MATERIAL PROVIDED —
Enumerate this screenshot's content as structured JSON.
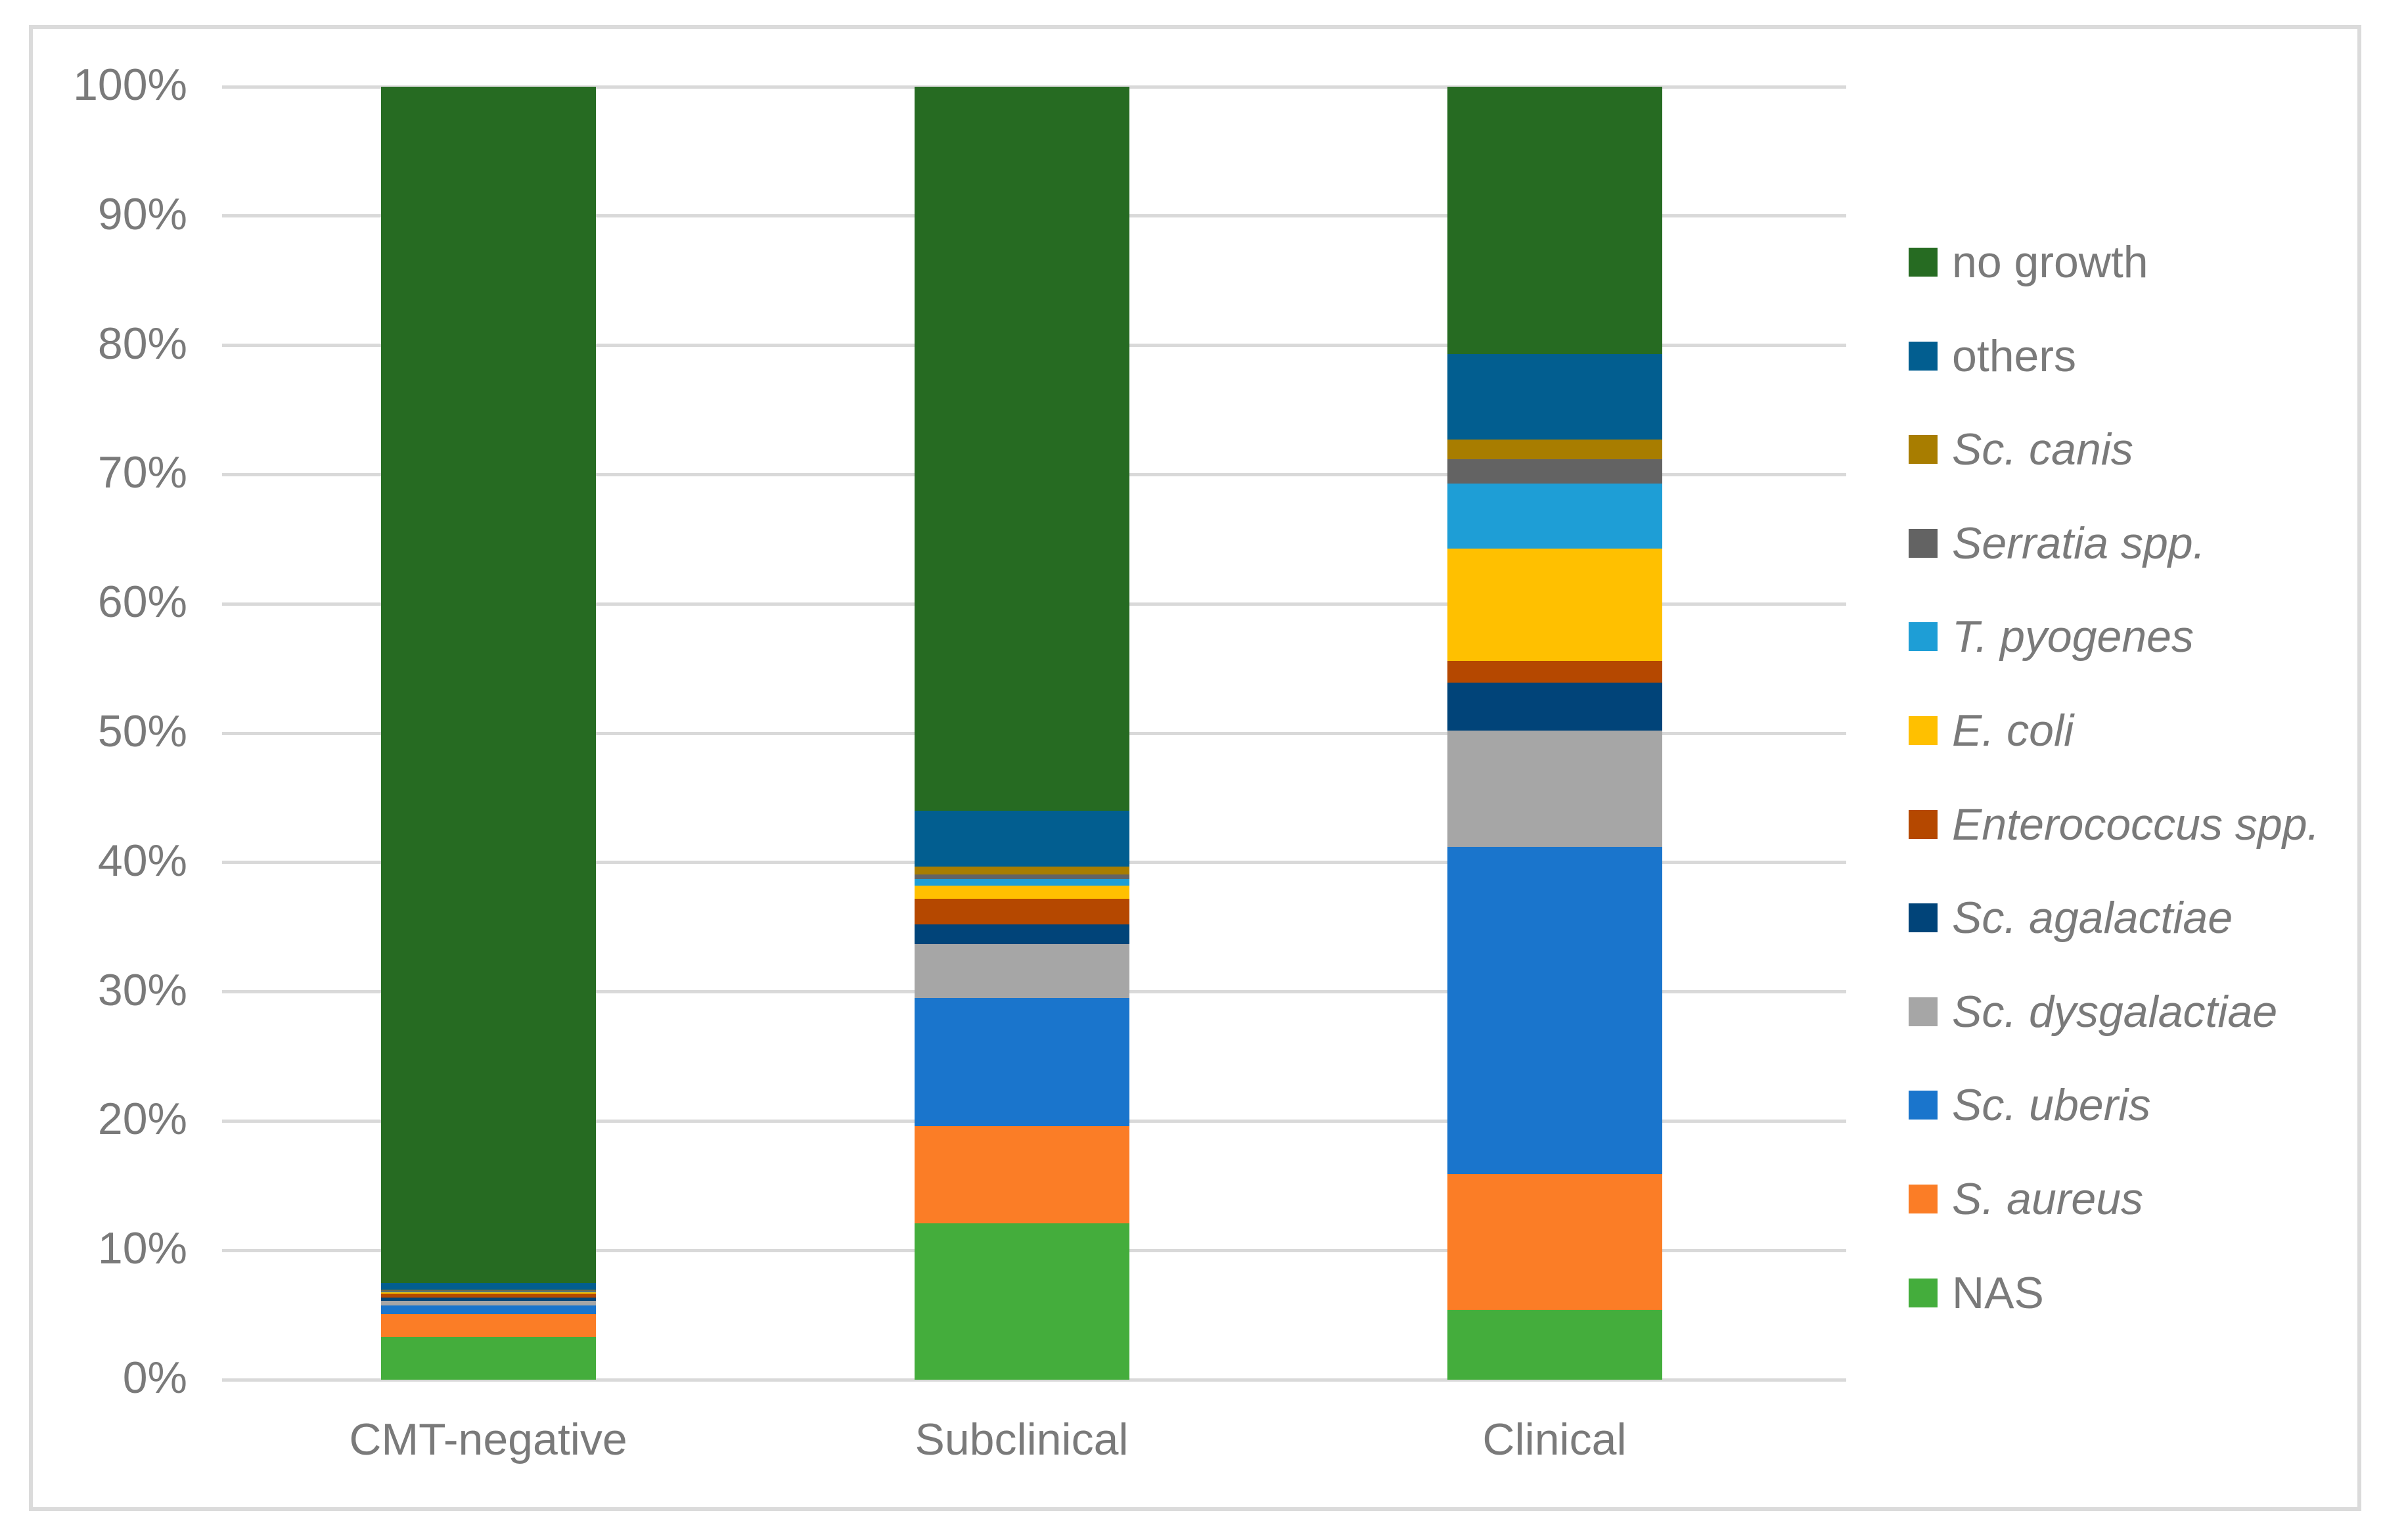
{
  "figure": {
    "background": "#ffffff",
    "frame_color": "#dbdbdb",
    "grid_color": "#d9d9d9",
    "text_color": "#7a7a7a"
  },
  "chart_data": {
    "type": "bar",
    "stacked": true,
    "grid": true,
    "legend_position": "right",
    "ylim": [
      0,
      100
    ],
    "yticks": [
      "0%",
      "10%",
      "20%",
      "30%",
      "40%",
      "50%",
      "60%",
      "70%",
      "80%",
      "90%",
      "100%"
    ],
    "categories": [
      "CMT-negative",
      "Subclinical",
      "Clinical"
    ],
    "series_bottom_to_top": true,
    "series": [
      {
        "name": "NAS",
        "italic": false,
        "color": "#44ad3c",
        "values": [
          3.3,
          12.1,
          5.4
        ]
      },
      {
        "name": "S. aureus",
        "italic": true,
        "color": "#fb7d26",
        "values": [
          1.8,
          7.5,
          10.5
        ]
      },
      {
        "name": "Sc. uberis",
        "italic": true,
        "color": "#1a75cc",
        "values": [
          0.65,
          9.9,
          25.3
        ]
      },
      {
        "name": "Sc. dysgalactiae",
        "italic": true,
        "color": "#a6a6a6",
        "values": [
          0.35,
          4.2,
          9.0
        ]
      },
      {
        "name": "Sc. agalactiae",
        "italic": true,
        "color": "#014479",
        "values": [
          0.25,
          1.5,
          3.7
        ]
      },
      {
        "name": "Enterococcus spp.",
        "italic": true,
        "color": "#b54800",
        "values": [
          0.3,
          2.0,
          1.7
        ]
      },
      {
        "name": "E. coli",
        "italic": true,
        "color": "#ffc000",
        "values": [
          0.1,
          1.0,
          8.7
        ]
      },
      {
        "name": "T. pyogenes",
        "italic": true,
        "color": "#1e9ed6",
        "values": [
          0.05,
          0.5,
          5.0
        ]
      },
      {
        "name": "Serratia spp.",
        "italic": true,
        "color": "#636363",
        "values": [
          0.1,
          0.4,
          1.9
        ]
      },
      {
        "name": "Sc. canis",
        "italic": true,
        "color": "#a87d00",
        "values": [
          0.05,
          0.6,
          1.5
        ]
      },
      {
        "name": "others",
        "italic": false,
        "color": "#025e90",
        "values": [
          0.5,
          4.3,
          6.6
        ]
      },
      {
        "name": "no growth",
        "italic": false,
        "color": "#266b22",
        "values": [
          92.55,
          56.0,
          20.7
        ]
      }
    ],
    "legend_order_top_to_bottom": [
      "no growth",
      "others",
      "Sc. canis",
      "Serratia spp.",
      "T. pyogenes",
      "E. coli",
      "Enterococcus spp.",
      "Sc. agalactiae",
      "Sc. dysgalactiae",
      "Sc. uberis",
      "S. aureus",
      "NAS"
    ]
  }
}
--
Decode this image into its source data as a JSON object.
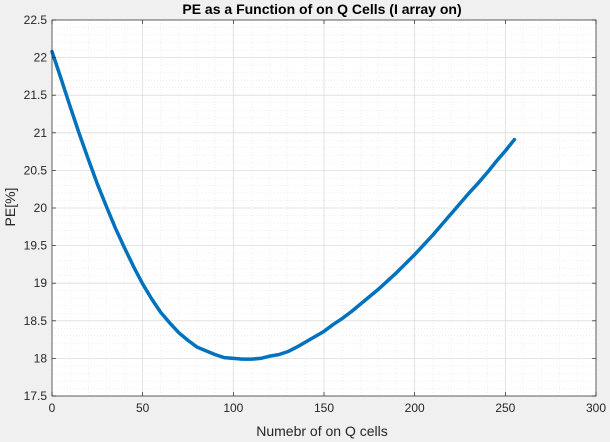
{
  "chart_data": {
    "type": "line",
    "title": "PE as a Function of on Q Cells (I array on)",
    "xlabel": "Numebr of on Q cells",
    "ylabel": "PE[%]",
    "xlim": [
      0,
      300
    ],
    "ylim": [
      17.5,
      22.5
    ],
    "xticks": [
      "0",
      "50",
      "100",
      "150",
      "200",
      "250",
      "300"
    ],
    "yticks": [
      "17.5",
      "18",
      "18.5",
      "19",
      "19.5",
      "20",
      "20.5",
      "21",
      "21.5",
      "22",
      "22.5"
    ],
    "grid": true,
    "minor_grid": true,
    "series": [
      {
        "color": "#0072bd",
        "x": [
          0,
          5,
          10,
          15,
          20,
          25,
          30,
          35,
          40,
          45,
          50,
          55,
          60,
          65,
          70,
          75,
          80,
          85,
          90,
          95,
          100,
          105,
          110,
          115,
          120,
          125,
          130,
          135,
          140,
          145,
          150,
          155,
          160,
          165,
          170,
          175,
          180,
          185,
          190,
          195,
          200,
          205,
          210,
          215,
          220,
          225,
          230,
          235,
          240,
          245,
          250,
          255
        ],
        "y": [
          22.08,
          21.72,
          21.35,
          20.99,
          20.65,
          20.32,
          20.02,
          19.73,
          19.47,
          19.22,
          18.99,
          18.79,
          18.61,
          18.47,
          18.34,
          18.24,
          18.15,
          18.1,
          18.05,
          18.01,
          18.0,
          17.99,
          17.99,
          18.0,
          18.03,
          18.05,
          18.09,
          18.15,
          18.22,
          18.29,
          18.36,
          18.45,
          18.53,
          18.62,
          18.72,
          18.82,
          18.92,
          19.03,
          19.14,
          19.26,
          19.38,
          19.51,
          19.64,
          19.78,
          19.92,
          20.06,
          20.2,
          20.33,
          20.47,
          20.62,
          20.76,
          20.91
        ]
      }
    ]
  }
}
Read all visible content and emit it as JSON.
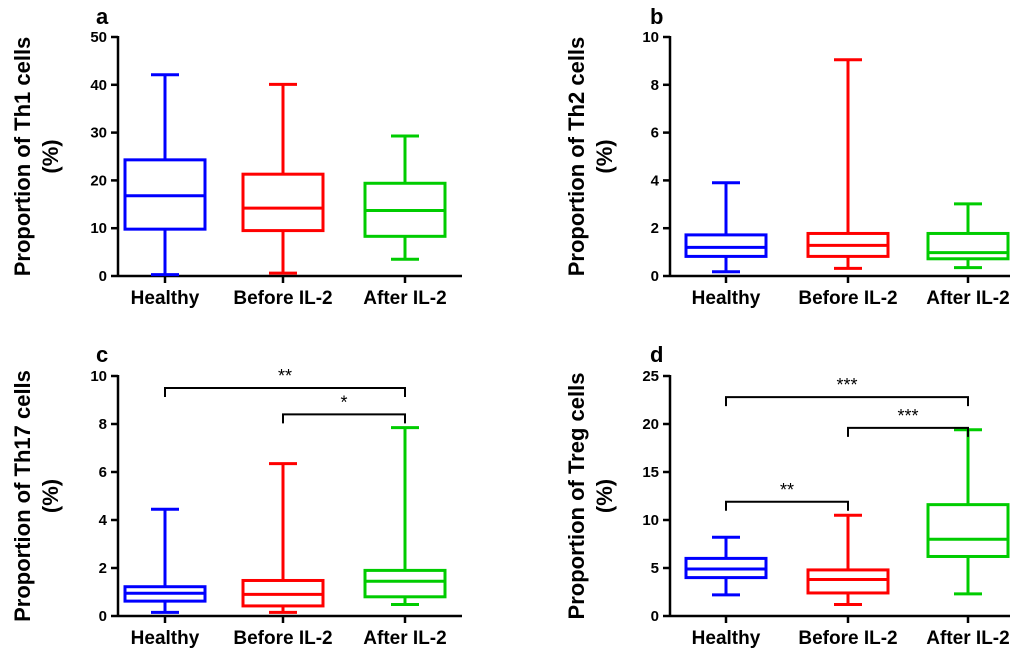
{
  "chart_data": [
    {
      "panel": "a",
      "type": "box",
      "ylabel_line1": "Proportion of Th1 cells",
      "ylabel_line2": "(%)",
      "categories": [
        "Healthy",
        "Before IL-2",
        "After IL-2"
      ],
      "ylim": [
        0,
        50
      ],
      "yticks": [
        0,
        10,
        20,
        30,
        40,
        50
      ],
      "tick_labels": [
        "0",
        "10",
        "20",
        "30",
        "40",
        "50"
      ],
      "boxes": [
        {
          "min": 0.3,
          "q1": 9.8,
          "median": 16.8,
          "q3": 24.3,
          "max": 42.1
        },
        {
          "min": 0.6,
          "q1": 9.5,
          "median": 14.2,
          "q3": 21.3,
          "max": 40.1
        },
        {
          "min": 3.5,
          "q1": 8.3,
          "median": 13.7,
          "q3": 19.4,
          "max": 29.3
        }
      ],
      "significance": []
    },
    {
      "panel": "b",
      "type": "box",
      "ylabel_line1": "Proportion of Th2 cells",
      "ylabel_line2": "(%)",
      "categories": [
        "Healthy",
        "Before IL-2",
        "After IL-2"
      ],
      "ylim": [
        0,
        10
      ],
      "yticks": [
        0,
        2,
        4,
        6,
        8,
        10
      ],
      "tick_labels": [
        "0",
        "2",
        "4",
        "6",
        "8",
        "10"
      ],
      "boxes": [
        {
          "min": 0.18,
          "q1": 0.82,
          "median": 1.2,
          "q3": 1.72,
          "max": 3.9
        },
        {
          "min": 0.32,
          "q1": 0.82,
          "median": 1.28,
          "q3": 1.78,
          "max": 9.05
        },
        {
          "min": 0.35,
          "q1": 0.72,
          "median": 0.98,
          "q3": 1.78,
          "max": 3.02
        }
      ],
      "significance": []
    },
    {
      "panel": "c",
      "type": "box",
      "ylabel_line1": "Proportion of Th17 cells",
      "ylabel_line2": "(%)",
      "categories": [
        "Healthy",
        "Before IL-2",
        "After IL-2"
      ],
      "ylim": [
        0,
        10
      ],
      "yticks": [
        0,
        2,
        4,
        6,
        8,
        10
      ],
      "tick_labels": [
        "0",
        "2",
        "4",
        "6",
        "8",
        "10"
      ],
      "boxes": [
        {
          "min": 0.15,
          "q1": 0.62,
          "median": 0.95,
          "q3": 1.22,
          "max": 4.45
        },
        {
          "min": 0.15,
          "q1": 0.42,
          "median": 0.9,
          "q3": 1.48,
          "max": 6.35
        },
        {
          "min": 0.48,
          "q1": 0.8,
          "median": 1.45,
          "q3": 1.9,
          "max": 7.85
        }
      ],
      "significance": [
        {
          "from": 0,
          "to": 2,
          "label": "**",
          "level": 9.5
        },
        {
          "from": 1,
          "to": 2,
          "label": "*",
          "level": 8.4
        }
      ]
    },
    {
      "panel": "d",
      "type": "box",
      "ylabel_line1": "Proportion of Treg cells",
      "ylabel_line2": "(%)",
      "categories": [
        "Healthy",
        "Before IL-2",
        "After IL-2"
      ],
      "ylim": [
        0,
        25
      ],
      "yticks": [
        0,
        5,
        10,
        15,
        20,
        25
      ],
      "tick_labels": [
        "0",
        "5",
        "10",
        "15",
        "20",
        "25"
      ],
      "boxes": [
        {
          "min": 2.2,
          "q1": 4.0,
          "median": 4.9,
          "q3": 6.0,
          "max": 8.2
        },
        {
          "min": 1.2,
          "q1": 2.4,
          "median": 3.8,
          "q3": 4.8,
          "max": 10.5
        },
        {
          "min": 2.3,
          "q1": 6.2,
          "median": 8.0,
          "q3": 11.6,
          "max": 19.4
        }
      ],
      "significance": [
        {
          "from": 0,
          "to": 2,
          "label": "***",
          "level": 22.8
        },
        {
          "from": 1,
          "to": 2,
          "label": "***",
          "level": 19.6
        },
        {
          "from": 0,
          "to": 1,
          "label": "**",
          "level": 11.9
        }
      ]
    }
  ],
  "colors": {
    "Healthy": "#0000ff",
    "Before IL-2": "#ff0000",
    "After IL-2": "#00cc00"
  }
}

EXERCISE — Across all the records above, how many lines hold the word "content"? Answer with only that number.

WRITTEN SOLUTION — 2